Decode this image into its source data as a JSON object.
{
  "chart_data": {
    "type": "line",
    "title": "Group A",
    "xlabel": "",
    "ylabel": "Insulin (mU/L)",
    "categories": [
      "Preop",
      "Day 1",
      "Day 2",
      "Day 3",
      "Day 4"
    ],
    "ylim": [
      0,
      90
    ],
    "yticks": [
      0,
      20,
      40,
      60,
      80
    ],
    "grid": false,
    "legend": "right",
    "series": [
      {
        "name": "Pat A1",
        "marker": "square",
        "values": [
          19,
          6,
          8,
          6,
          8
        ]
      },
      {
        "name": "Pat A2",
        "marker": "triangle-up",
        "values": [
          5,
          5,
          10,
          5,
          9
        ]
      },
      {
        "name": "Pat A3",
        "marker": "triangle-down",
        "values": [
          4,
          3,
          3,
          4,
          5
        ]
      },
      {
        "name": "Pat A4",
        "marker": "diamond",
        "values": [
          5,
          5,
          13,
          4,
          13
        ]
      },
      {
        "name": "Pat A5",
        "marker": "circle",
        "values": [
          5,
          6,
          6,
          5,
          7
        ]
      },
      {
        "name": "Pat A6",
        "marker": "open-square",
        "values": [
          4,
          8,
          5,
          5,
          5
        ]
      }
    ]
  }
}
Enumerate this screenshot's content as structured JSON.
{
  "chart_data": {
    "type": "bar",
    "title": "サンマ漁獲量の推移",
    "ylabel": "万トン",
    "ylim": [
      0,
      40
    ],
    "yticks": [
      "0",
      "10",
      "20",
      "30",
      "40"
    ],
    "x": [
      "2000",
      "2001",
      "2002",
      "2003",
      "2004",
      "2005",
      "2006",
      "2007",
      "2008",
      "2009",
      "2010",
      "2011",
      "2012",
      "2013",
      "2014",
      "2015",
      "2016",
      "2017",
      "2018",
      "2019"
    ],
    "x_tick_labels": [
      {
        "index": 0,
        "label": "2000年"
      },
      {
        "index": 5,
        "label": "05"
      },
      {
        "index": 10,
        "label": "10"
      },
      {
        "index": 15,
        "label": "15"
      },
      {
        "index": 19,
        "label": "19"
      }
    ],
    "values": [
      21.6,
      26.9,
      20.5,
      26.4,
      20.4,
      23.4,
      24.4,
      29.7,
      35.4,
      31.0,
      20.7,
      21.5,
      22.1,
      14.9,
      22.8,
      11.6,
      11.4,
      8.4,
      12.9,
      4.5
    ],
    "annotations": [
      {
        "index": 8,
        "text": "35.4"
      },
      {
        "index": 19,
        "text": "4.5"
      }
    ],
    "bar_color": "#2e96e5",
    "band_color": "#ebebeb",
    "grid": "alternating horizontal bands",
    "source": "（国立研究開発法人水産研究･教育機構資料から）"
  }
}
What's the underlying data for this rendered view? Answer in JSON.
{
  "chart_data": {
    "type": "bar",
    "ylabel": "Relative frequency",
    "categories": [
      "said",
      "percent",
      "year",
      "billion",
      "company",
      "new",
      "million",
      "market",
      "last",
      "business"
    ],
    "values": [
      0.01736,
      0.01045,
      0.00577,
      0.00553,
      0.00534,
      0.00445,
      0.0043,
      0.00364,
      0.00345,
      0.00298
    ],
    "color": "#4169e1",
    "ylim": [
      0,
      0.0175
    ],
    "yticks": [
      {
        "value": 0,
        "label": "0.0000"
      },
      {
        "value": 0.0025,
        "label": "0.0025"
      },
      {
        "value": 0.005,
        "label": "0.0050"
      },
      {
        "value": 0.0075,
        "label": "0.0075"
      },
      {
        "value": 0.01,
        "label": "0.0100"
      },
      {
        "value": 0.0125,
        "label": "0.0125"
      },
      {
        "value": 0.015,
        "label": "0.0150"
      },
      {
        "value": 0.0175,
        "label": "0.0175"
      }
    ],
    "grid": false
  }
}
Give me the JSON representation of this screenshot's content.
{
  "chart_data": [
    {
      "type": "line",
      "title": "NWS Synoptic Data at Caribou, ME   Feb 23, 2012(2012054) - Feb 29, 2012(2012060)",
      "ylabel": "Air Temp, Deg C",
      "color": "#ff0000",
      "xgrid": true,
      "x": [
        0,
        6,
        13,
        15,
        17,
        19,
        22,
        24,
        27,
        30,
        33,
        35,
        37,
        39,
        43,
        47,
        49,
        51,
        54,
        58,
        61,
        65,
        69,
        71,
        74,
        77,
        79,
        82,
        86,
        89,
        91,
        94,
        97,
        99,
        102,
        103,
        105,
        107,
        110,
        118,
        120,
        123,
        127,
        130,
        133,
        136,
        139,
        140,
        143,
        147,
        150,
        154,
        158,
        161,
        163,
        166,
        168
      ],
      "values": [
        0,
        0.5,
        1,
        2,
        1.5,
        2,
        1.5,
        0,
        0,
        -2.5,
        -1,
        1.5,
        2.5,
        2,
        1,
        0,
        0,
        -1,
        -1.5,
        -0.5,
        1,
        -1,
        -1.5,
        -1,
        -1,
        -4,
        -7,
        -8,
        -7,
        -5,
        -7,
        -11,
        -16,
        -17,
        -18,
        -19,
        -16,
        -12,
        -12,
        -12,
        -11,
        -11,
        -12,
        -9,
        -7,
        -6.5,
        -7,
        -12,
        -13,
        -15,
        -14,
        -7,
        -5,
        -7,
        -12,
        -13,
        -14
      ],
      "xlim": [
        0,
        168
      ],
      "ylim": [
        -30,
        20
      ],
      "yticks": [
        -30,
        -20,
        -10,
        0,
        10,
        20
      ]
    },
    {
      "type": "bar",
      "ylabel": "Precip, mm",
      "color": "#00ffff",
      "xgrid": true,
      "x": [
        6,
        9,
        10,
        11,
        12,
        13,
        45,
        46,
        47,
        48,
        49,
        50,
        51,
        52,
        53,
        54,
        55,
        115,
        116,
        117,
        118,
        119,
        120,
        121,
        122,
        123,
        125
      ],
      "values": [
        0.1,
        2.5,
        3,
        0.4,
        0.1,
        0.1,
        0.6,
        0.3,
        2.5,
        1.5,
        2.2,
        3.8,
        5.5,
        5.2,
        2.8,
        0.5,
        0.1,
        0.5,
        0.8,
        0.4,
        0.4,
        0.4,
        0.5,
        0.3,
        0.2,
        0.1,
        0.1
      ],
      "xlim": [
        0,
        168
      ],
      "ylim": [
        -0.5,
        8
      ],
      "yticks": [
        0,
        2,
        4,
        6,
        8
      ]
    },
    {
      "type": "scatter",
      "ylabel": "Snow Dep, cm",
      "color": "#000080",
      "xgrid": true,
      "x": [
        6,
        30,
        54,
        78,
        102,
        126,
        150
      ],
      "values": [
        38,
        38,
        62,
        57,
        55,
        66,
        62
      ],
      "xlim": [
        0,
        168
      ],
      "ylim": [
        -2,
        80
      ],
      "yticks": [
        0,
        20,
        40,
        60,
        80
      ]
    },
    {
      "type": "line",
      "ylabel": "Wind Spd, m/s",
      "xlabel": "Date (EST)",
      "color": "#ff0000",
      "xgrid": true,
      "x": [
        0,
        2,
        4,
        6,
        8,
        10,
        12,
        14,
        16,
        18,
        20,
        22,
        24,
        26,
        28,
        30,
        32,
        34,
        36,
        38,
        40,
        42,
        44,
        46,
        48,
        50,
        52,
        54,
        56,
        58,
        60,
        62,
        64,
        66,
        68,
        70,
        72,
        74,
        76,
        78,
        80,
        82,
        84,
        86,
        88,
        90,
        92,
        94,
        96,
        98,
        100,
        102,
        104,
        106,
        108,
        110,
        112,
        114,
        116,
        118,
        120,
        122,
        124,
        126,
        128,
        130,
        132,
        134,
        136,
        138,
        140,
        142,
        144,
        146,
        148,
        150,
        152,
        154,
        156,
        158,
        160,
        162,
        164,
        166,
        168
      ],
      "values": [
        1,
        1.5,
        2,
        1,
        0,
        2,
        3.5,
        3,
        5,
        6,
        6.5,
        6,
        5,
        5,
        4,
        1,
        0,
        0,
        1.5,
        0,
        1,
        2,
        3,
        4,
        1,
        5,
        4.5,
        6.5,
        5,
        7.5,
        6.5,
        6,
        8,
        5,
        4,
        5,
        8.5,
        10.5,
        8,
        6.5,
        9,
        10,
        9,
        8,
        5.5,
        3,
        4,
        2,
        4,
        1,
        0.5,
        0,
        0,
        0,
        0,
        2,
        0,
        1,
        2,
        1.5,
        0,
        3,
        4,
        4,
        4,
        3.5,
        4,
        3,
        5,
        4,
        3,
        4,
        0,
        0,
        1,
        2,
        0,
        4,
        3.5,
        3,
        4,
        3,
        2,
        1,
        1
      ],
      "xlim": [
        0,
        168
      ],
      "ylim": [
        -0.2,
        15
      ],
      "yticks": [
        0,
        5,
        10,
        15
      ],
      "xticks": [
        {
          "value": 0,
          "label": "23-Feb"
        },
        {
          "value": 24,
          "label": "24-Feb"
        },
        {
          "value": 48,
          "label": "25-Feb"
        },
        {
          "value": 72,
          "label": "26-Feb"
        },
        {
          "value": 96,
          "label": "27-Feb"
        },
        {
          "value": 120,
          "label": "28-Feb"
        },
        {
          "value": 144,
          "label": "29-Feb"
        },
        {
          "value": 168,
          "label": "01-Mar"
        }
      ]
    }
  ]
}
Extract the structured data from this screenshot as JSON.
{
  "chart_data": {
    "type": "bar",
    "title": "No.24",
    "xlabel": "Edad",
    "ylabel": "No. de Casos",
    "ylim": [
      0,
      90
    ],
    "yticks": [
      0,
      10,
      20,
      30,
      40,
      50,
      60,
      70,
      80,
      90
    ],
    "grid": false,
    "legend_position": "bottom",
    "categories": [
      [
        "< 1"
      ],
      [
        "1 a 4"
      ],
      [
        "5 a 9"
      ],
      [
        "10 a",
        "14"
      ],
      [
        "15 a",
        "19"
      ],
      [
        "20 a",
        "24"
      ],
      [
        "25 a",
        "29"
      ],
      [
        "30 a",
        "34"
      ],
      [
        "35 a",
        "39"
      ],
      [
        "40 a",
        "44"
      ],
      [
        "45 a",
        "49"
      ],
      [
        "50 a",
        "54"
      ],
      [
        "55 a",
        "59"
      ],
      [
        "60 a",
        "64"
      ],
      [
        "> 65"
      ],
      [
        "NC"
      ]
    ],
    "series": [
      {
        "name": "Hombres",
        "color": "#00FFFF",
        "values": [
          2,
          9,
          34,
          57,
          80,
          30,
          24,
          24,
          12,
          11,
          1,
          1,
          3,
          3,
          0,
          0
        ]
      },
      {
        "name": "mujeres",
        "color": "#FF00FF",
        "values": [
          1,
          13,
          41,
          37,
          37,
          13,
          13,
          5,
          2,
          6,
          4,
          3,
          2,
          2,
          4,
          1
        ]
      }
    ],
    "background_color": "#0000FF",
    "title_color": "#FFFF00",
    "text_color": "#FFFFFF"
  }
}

#### DIRECTION
Copy each line from the data above that includes "source".

#### EXERCISE ANSWER
Decode this image into its source data as a JSON object.
    "source": "（国立研究開発法人水産研究･教育機構資料から）"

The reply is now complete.